Problems and tasks =>
1) In the Raspberry Pi Desktop article, under what name was the PC version for 32-bit i386 computers launched in 2016?
2) Write out the passage of the Raspberry Pi Desktop article from "One of the more" up to and including "very laudable achievement.".
3) Resume the Raspberry Pi Desktop article after its last sentence and carry it further.

──────── Reading text

Jenny’s Daily Drivers: Raspberry Pi Desktop

One of the more exciting prospects upon receiving one of the earliest Raspberry Pi boards back in 2012 was that it was a fully-functional desktop computer in the palm of your hand. In those far-off days, the Debian OS distro for the board wasn’t even yet called Raspbian, but it would run a full-on desktop on your TV and you could use it after a fashion to browse the web or do wordprocessing. It wasn’t in any way fast, but it was usable enough to be more than a novelty. I’ve said before on these pages that the Raspberry Pi folks’ key product is their OS rather than their computers. While they rarely have the fastest or highest spec hardware, you can depend on Raspberry Pi OS being updated and supported through the life of the board unlike many of their competitors. I can download their latest OS image and still run it on that 2012 board, which to me ranks as a very laudable achievement.

The OS They Don’t Really Tell You About

Screenshot of the first i386 Pi desktop
The background image may have changed since the first release back in 2016, but the UI hasn’t.

Raspberry Pi OS doesn’t run on any other ARM single board computers but their own, but it’s not quite accurate to say that it only runs on Raspberry Pi hardware. Since 2016 when it was launched as PIXEL, the folks in Cambridge have also maintained a PC version for 32-bit i386 computers, now called Raspberry Pi Desktop. It may be the Pi product they don’t talk about much, but  you can still find it on their downloads page.

────────────────
──────── Extracted data

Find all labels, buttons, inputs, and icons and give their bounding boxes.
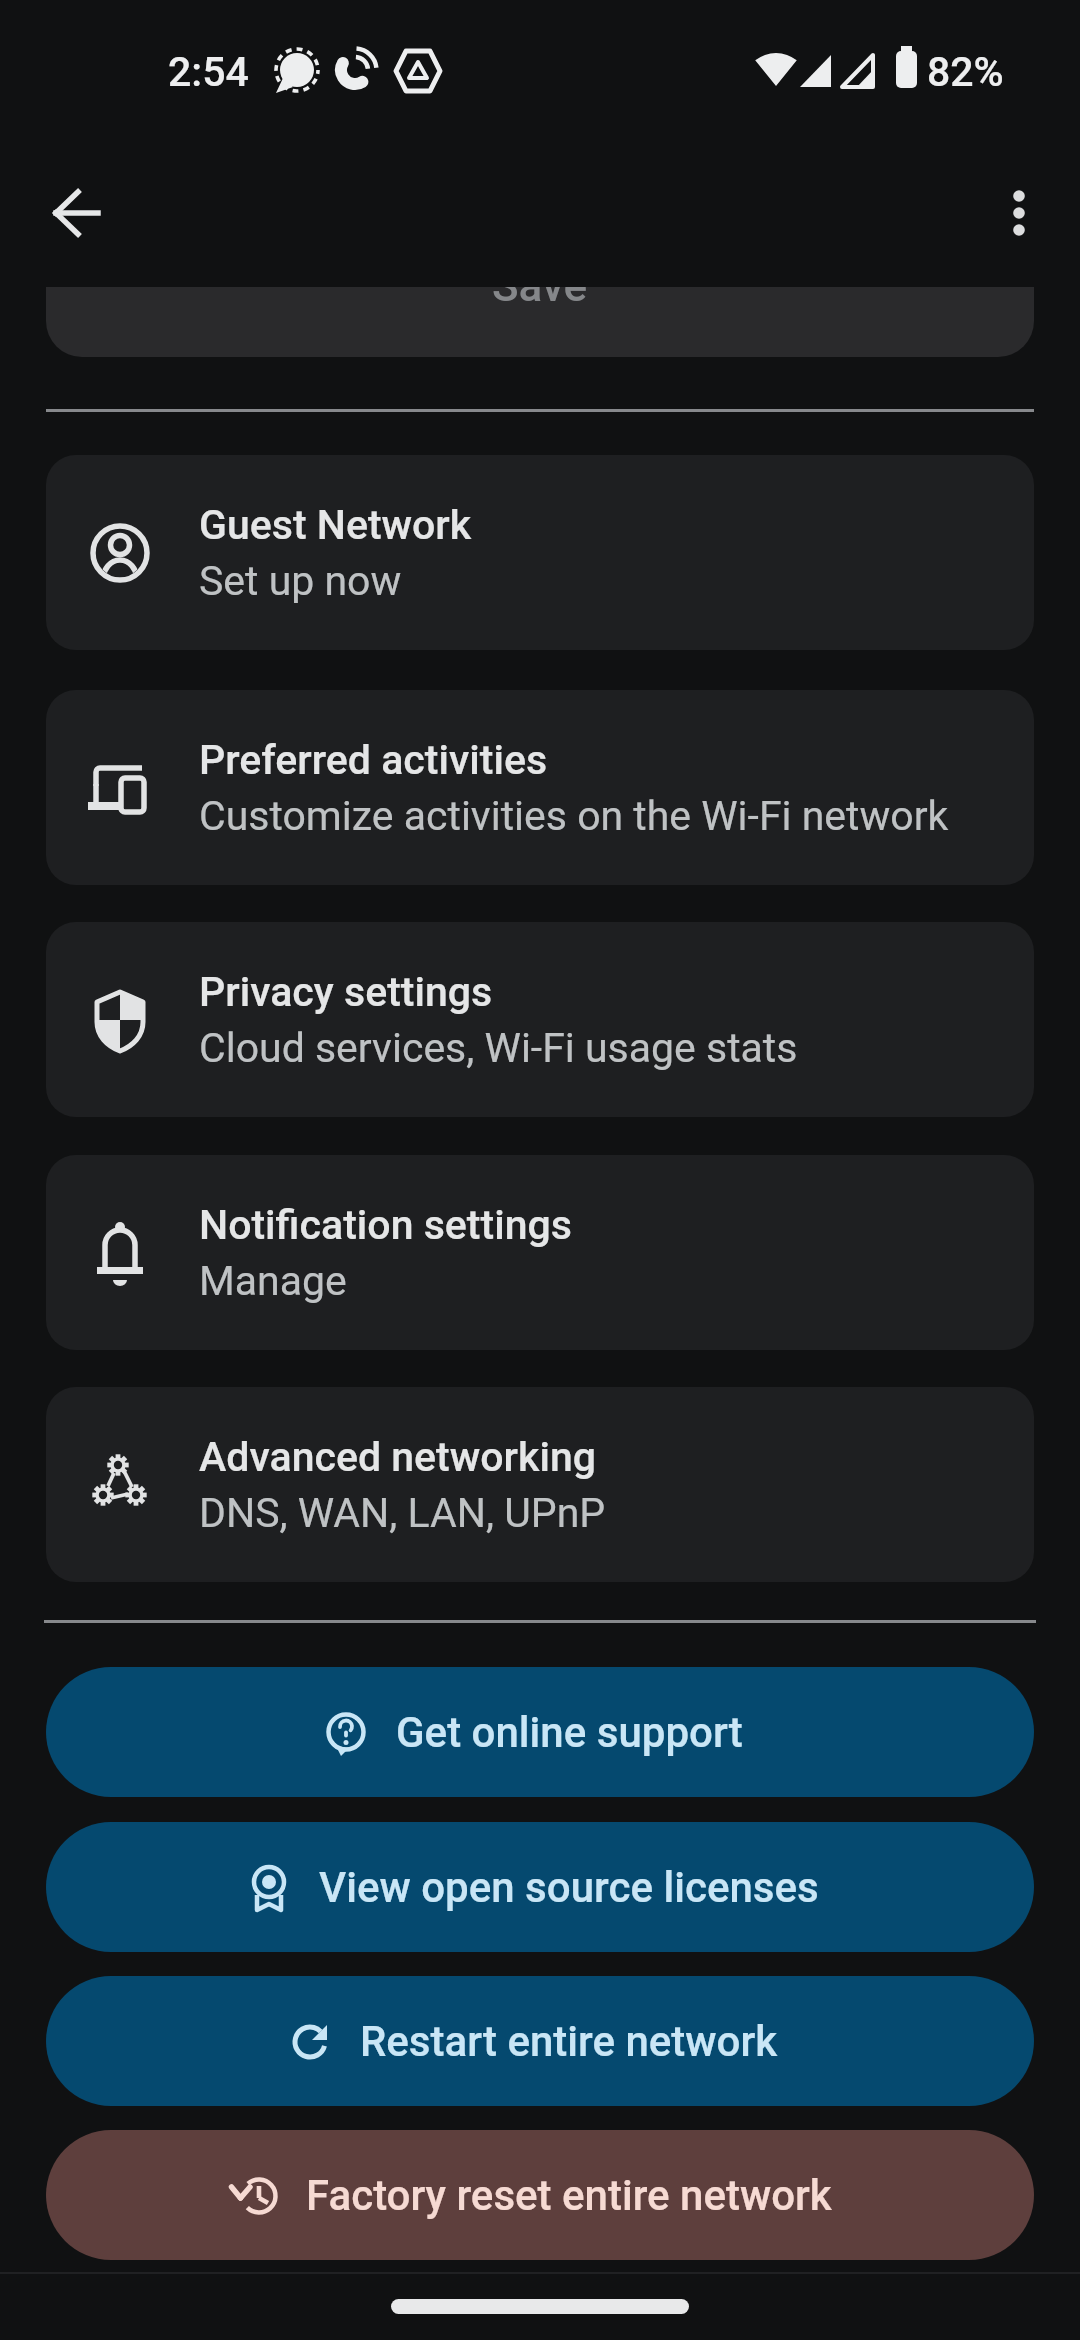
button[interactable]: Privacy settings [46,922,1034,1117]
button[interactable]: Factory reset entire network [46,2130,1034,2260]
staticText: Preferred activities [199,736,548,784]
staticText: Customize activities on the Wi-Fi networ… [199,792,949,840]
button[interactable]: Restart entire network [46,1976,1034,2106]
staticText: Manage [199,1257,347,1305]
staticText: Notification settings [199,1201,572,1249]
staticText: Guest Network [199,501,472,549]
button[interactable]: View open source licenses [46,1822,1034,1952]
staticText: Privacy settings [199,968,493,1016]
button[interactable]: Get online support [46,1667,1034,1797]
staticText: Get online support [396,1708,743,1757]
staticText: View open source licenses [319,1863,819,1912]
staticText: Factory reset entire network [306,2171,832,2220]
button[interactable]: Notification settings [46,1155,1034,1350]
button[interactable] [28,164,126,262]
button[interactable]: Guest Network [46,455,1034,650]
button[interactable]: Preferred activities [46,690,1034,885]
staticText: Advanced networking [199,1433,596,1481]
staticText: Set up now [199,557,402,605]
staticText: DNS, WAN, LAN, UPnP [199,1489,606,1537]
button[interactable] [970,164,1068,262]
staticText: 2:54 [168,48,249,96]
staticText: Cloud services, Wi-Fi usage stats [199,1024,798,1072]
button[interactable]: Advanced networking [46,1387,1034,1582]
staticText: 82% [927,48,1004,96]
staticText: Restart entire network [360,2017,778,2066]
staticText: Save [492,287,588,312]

────────────────

Written answers =>
1) It was launched as PIXEL.

2)
One of the more exciting prospects upon receiving one of the earliest Raspberry Pi boards back in 2012 was that it was a fully-functional desktop computer in the palm of your hand. In those far-off days, the Debian OS distro for the board wasn’t even yet called Raspbian, but it would run a full-on desktop on your TV and you could use it after a fashion to browse the web or do wordprocessing. It wasn’t in any way fast, but it was usable enough to be more than a novelty. I’ve said before on these pages that the Raspberry Pi folks’ key product is their OS rather than their computers. While they rarely have the fastest or highest spec hardware, you can depend on Raspberry Pi OS being updated and supported through the life of the board unlike many of their competitors. I can download their latest OS image and still run it on that 2012 board, which to me ranks as a very laudable achievement.

3)
Like the ARM version, it’s based on Debian and presents as close as possible to the environment you’d find on your Pi. I’m interested to see whether it still lives up to the claim of being usable on older hardware, so I’ve downloaded a copy and installed it on my trusty 2007 Dell Inspiron 640. It rocks a 1.6 GHz Core Duo with 4 GB of memory and a SATA SSD so it’s not the lowest spec hardware on the block, but by 2023’s standard it represents a giveaway-spec old laptop. Can I use it as a daily driver? Let’s find out!

The first thing I noticed on downloading the ISO was that it’s dated July 2022 and is based upon Debian 11, Bullseye. This is the same Debian version as the current ARM distro for the Pi, but a year-old ISO leaves me with mild abandonware concerns. I made a note to be especially careful to run an apt upgrade on first boot.

Polished At First Sight, But A  Little Unfinished At The Edges

Screenshot of the Pi desktop with GIMP running
As shipped, it doesn’t bind the Print Screen key. Spectrum image: Bill Bertram, CC BY-SA 2.5.

The installation is extremely straightforward and very Debian in nature. You have all the choices and you can go off-piste should you wish, but the default options are pre-selected and thus it’s almost as simple as hitting return at every option. The first boot is familiar to seasoned Pi users, as you’re taken into locale and user creation screens but without the Pi configuration you’d find on the single board computers. Then it’s time to reboot, and after a not-too-long startup, you’re into the familiar Raspberry Pi desktop.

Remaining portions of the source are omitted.